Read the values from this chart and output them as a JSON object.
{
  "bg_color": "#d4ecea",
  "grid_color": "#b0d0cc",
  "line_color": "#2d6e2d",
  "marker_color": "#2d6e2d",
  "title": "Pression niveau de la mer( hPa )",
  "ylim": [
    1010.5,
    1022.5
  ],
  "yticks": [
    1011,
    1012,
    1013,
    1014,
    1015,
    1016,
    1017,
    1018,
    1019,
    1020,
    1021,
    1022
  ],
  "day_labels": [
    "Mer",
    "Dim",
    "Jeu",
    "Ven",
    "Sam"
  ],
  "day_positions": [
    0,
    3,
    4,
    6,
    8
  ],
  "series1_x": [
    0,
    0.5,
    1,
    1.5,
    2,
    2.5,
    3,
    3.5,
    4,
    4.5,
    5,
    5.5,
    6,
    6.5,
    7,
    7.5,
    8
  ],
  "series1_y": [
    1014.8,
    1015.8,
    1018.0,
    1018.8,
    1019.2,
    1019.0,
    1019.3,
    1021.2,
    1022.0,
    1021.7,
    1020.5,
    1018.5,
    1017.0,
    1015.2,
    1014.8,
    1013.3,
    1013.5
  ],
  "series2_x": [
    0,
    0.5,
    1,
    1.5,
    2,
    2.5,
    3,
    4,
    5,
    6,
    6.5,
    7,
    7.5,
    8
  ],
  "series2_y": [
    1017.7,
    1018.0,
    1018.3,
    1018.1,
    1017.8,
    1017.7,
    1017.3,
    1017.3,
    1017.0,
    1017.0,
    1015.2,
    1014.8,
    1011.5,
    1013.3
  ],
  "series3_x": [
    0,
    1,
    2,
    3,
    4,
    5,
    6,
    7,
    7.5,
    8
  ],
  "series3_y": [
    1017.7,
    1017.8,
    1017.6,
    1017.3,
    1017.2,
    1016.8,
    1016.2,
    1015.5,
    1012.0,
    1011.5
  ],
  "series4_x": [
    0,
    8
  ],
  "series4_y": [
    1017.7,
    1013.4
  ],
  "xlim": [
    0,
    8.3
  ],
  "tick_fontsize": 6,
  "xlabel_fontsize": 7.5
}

---

> [WRITTEN INSTRUCTION]: Give back the whole listing, word for word.

> [EXERCISE ANSWER]:
Read the values from this chart and output them as a JSON object.
{
  "bg_color": "#d4ecea",
  "grid_color": "#b0d0cc",
  "line_color": "#2d6e2d",
  "marker_color": "#2d6e2d",
  "title": "Pression niveau de la mer( hPa )",
  "ylim": [
    1010.5,
    1022.5
  ],
  "yticks": [
    1011,
    1012,
    1013,
    1014,
    1015,
    1016,
    1017,
    1018,
    1019,
    1020,
    1021,
    1022
  ],
  "day_labels": [
    "Mer",
    "Dim",
    "Jeu",
    "Ven",
    "Sam"
  ],
  "day_positions": [
    0,
    3,
    4,
    6,
    8
  ],
  "series1_x": [
    0,
    0.5,
    1,
    1.5,
    2,
    2.5,
    3,
    3.5,
    4,
    4.5,
    5,
    5.5,
    6,
    6.5,
    7,
    7.5,
    8
  ],
  "series1_y": [
    1014.8,
    1015.8,
    1018.0,
    1018.8,
    1019.2,
    1019.0,
    1019.3,
    1021.2,
    1022.0,
    1021.7,
    1020.5,
    1018.5,
    1017.0,
    1015.2,
    1014.8,
    1013.3,
    1013.5
  ],
  "series2_x": [
    0,
    0.5,
    1,
    1.5,
    2,
    2.5,
    3,
    4,
    5,
    6,
    6.5,
    7,
    7.5,
    8
  ],
  "series2_y": [
    1017.7,
    1018.0,
    1018.3,
    1018.1,
    1017.8,
    1017.7,
    1017.3,
    1017.3,
    1017.0,
    1017.0,
    1015.2,
    1014.8,
    1011.5,
    1013.3
  ],
  "series3_x": [
    0,
    1,
    2,
    3,
    4,
    5,
    6,
    7,
    7.5,
    8
  ],
  "series3_y": [
    1017.7,
    1017.8,
    1017.6,
    1017.3,
    1017.2,
    1016.8,
    1016.2,
    1015.5,
    1012.0,
    1011.5
  ],
  "series4_x": [
    0,
    8
  ],
  "series4_y": [
    1017.7,
    1013.4
  ],
  "xlim": [
    0,
    8.3
  ],
  "tick_fontsize": 6,
  "xlabel_fontsize": 7.5
}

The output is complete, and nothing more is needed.